PROVIDED MATERIAL:
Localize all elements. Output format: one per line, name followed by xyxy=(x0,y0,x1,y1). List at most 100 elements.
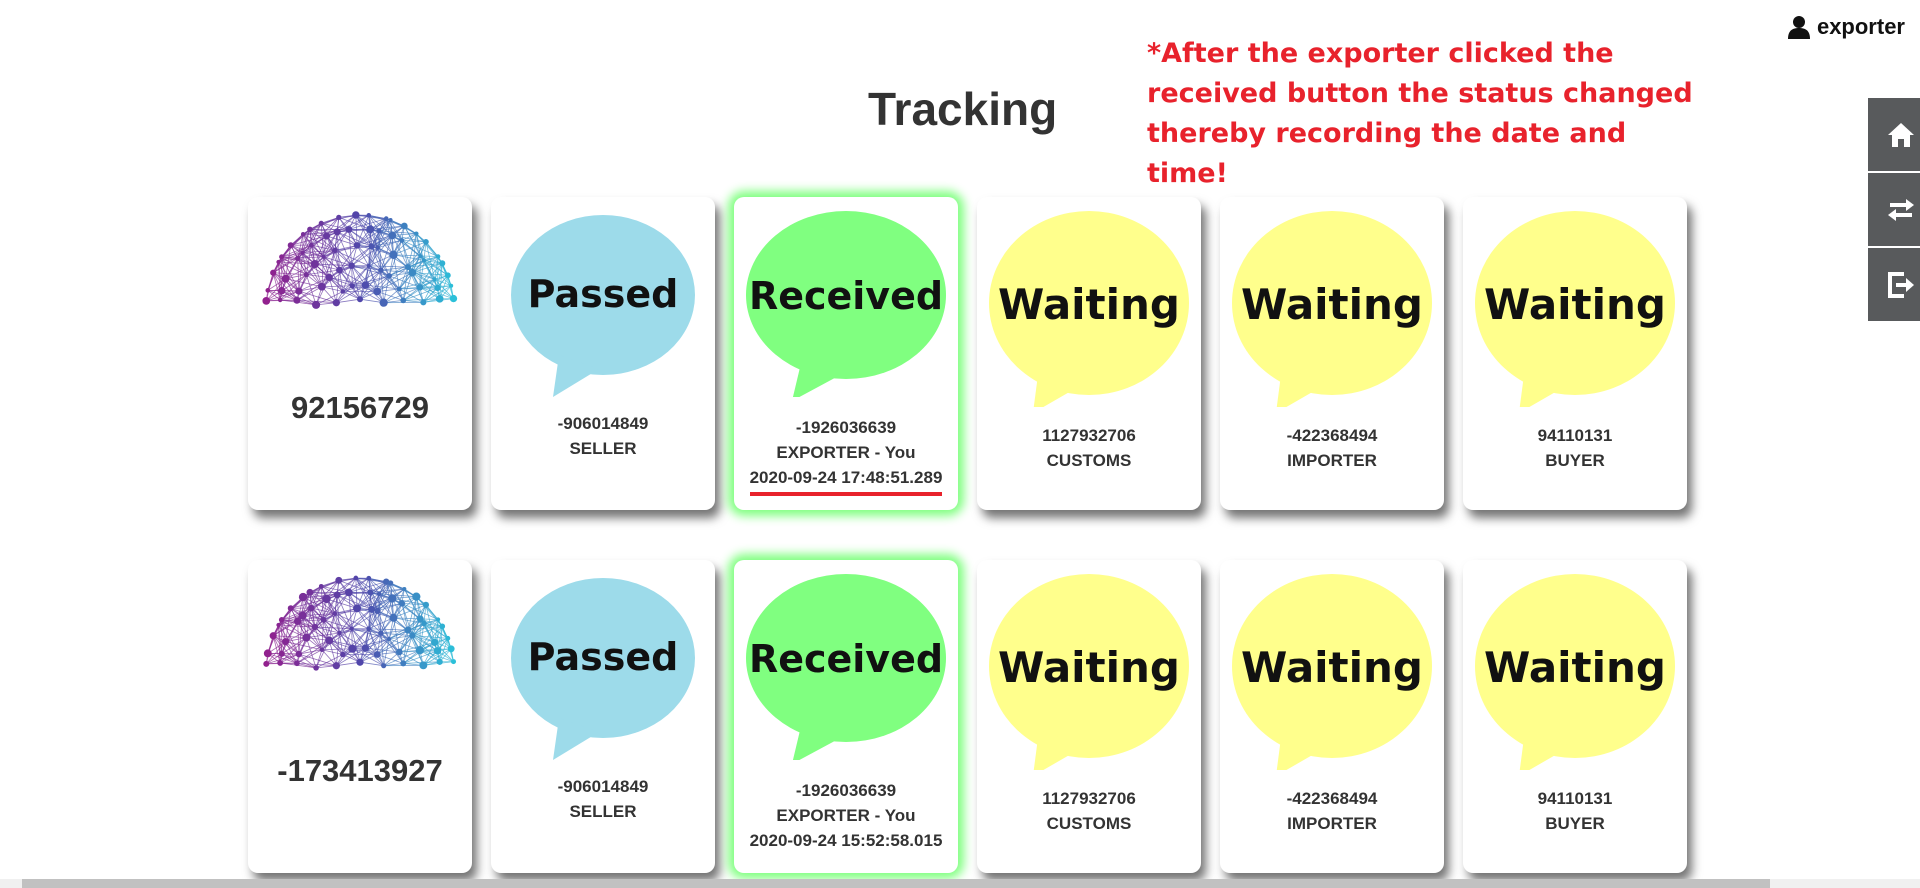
globe-node xyxy=(423,238,429,245)
status-bubble-waiting: Waiting xyxy=(989,574,1189,770)
globe-node xyxy=(368,605,376,613)
stage-id: -906014849 xyxy=(557,777,649,796)
stage-id: -906014849 xyxy=(557,414,649,433)
globe-node xyxy=(287,242,294,249)
globe-node xyxy=(349,626,354,631)
svg-text:Received: Received xyxy=(749,637,943,681)
user-menu[interactable]: exporter xyxy=(1787,14,1905,40)
globe-node xyxy=(400,660,407,667)
globe-node xyxy=(322,594,331,604)
svg-text:Waiting: Waiting xyxy=(998,280,1180,329)
transfer-button[interactable] xyxy=(1868,173,1920,246)
logout-button[interactable] xyxy=(1868,248,1920,321)
globe-node xyxy=(320,616,327,623)
stage-card-seller[interactable]: Passed -906014849 SELLER xyxy=(491,197,715,510)
globe-node xyxy=(379,298,388,307)
globe-node xyxy=(387,580,394,586)
globe-node xyxy=(375,245,380,250)
stage-card-buyer[interactable]: Waiting 94110131 BUYER xyxy=(1463,197,1687,510)
globe-node xyxy=(366,626,372,632)
globe-node xyxy=(395,648,403,656)
stage-role: SELLER xyxy=(569,439,637,458)
globe-node xyxy=(376,591,382,597)
globe-node xyxy=(303,272,309,278)
globe-network-icon xyxy=(262,211,458,309)
globe-node xyxy=(409,632,416,639)
scrollbar-thumb[interactable] xyxy=(22,879,1770,888)
globe-node xyxy=(356,658,364,666)
product-id: 92156729 xyxy=(291,390,429,425)
globe-node xyxy=(398,600,406,607)
stage-card-importer[interactable]: Waiting -422368494 IMPORTER xyxy=(1220,560,1444,873)
tracking-row-2: -173413927 Passed -906014849 SELLER Rece… xyxy=(248,560,1687,873)
globe-node xyxy=(376,228,382,234)
globe-node xyxy=(335,576,343,584)
globe-node xyxy=(366,263,371,268)
globe-node xyxy=(277,297,283,303)
stage-id: -422368494 xyxy=(1286,789,1378,808)
globe-node xyxy=(389,613,398,622)
globe-node xyxy=(311,623,319,631)
globe-node xyxy=(389,250,398,259)
globe-link xyxy=(437,256,439,288)
stage-card-customs[interactable]: Waiting 1127932706 CUSTOMS xyxy=(977,560,1201,873)
logout-icon xyxy=(1888,271,1914,298)
globe-node xyxy=(353,575,359,581)
stage-card-exporter[interactable]: Received -1926036639 EXPORTER - You 2020… xyxy=(734,197,958,510)
globe-node xyxy=(321,254,326,259)
stage-info: -906014849 SELLER xyxy=(491,411,715,461)
stage-card-importer[interactable]: Waiting -422368494 IMPORTER xyxy=(1220,197,1444,510)
stage-card-buyer[interactable]: Waiting 94110131 BUYER xyxy=(1463,560,1687,873)
globe-node xyxy=(439,260,446,267)
product-id: -173413927 xyxy=(277,753,443,788)
globe-node xyxy=(373,287,382,296)
globe-node xyxy=(325,636,334,645)
stage-role: BUYER xyxy=(1545,814,1605,833)
home-icon xyxy=(1888,122,1914,147)
product-card[interactable]: -173413927 xyxy=(248,560,472,873)
home-button[interactable] xyxy=(1868,98,1920,171)
globe-node xyxy=(449,283,454,288)
stage-id: 1127932706 xyxy=(1042,789,1136,808)
globe-node xyxy=(269,632,277,640)
globe-node xyxy=(421,258,427,263)
globe-node xyxy=(318,282,326,291)
globe-node xyxy=(435,254,441,259)
globe-node xyxy=(308,604,315,612)
stage-id: 1127932706 xyxy=(1042,426,1136,445)
globe-node xyxy=(322,232,331,240)
globe-node xyxy=(293,296,301,304)
globe-node xyxy=(277,287,286,295)
stage-id: 94110131 xyxy=(1537,789,1613,808)
annotation-note: *After the exporter clicked the received… xyxy=(1147,38,1693,189)
status-bubble-waiting: Waiting xyxy=(1475,574,1675,770)
globe-node xyxy=(337,630,342,636)
globe-node xyxy=(418,253,423,259)
globe-node xyxy=(300,250,305,255)
globe-node xyxy=(450,659,457,665)
globe-node xyxy=(332,299,340,307)
globe-node xyxy=(276,622,281,628)
stage-role: BUYER xyxy=(1545,451,1605,470)
stage-role: EXPORTER - You xyxy=(776,443,916,462)
stage-card-exporter[interactable]: Received -1926036639 EXPORTER - You 2020… xyxy=(734,560,958,873)
globe-node xyxy=(332,247,338,254)
globe-node xyxy=(333,228,341,236)
globe-node xyxy=(422,601,430,608)
globe-node xyxy=(444,272,451,279)
horizontal-scrollbar[interactable] xyxy=(0,879,1920,888)
status-bubble-received: Received xyxy=(746,574,946,760)
stage-info: 94110131 BUYER xyxy=(1463,786,1687,836)
globe-node xyxy=(298,611,307,620)
globe-node xyxy=(373,651,381,658)
product-card[interactable]: 92156729 xyxy=(248,197,472,510)
stage-role: IMPORTER xyxy=(1287,814,1377,833)
globe-node xyxy=(295,255,301,261)
stage-card-customs[interactable]: Waiting 1127932706 CUSTOMS xyxy=(977,197,1201,510)
stage-card-seller[interactable]: Passed -906014849 SELLER xyxy=(491,560,715,873)
globe-node xyxy=(405,264,412,271)
globe-node xyxy=(265,288,271,293)
globe-node xyxy=(348,644,357,653)
globe-link xyxy=(368,265,409,268)
globe-node xyxy=(412,592,421,601)
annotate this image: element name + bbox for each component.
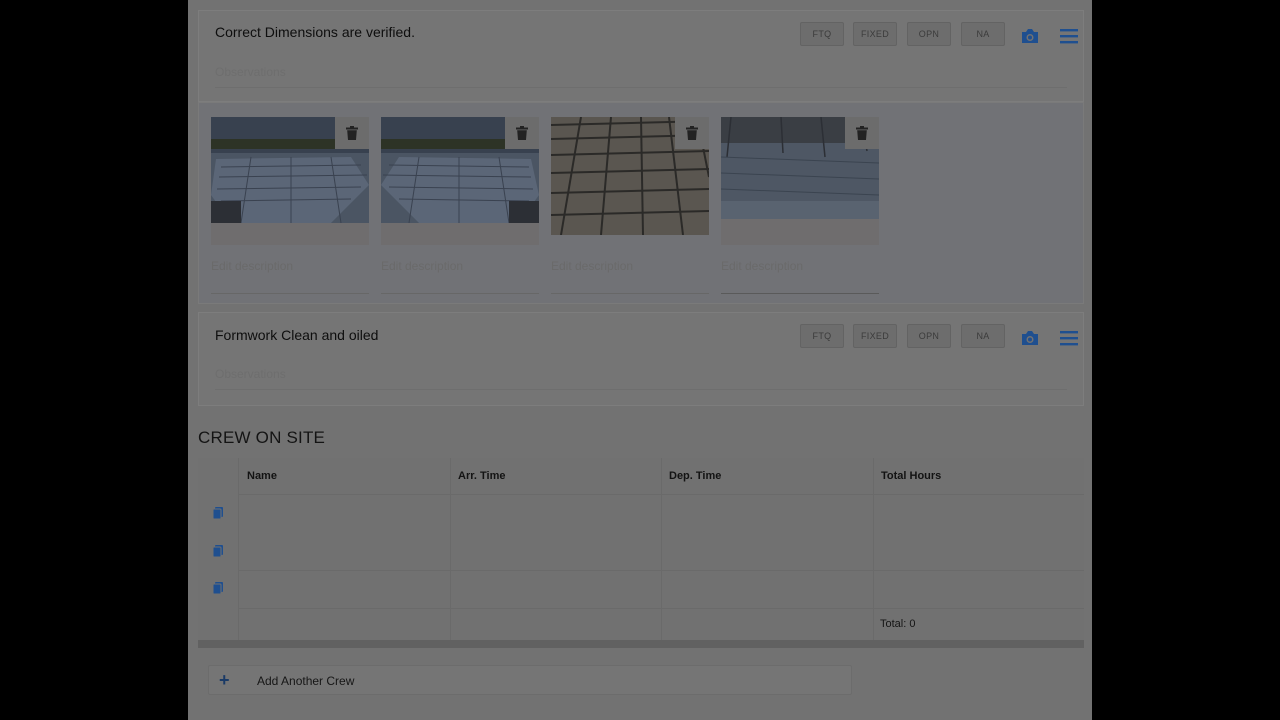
photo-strip [211, 223, 369, 245]
trash-icon [516, 126, 528, 140]
trash-icon [346, 126, 358, 140]
photo-strip [381, 223, 539, 245]
delete-photo-button[interactable] [675, 117, 709, 149]
crew-section-title: CREW ON SITE [198, 428, 326, 447]
observations-underline [215, 87, 1067, 88]
inspection-item-card: Correct Dimensions are verified. FTQ FIX… [198, 10, 1084, 102]
column-header-dep-time: Dep. Time [669, 470, 722, 482]
trash-icon [856, 126, 868, 140]
camera-icon[interactable] [1020, 28, 1040, 44]
opn-button[interactable]: OPN [907, 324, 951, 348]
na-button[interactable]: NA [961, 22, 1005, 46]
crew-table-scrollbar[interactable] [198, 640, 1084, 648]
fixed-button[interactable]: FIXED [853, 324, 897, 348]
inspection-page: Correct Dimensions are verified. FTQ FIX… [188, 0, 1092, 720]
trash-icon [686, 126, 698, 140]
item-title: Correct Dimensions are verified. [215, 24, 415, 40]
photo-description-field[interactable]: Edit description [381, 259, 463, 273]
add-crew-label: Add Another Crew [257, 674, 355, 688]
menu-icon[interactable] [1060, 28, 1078, 44]
column-header-total-hours: Total Hours [881, 470, 942, 482]
crew-total: Total: 0 [880, 618, 916, 630]
ftq-button[interactable]: FTQ [800, 22, 844, 46]
na-button[interactable]: NA [961, 324, 1005, 348]
fixed-button[interactable]: FIXED [853, 22, 897, 46]
column-header-arr-time: Arr. Time [458, 470, 506, 482]
table-row [198, 494, 1084, 532]
photo-description-field[interactable]: Edit description [721, 259, 803, 273]
photo-description-field[interactable]: Edit description [211, 259, 293, 273]
observations-field[interactable]: Observations [215, 367, 286, 381]
photo-description-field[interactable]: Edit description [551, 259, 633, 273]
delete-photo-button[interactable] [335, 117, 369, 149]
table-row [198, 532, 1084, 570]
observations-underline [215, 389, 1067, 390]
observations-field[interactable]: Observations [215, 65, 286, 79]
add-another-crew-button[interactable]: + Add Another Crew [208, 665, 852, 695]
camera-icon[interactable] [1020, 330, 1040, 346]
photo-gallery: Edit description Edit description Edit d… [198, 102, 1084, 304]
copy-icon[interactable] [212, 507, 224, 520]
copy-icon[interactable] [212, 545, 224, 558]
opn-button[interactable]: OPN [907, 22, 951, 46]
photo-strip [721, 219, 879, 245]
table-row [198, 570, 1084, 608]
row-divider [238, 608, 1084, 609]
copy-icon[interactable] [212, 582, 224, 595]
inspection-item-card: Formwork Clean and oiled FTQ FIXED OPN N… [198, 312, 1084, 406]
column-header-name: Name [247, 470, 277, 482]
crew-table: Name Arr. Time Dep. Time Total Hours Tot… [198, 458, 1084, 648]
description-underline [381, 293, 539, 294]
menu-icon[interactable] [1060, 330, 1078, 346]
delete-photo-button[interactable] [505, 117, 539, 149]
description-underline [551, 293, 709, 294]
description-underline [721, 293, 879, 294]
ftq-button[interactable]: FTQ [800, 324, 844, 348]
plus-icon: + [219, 670, 230, 690]
delete-photo-button[interactable] [845, 117, 879, 149]
item-title: Formwork Clean and oiled [215, 327, 379, 343]
description-underline [211, 293, 369, 294]
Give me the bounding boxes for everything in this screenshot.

TASK BRIEF: Begin at the line in the listing that has "photo-strip [211, 223, 369, 245]" and stop after the line that has "observations-underline [215, 87, 1067, 88]". Write those lines out again, swapping "trash-icon" for "bin-icon" and leaving everything else untouched.

OUTPUT OF THE EXERCISE:
photo-strip [211, 223, 369, 245]
bin-icon [516, 126, 528, 140]
bin-icon [346, 126, 358, 140]
photo-strip [381, 223, 539, 245]
delete-photo-button[interactable] [675, 117, 709, 149]
crew-section-title: CREW ON SITE [198, 428, 326, 447]
observations-underline [215, 87, 1067, 88]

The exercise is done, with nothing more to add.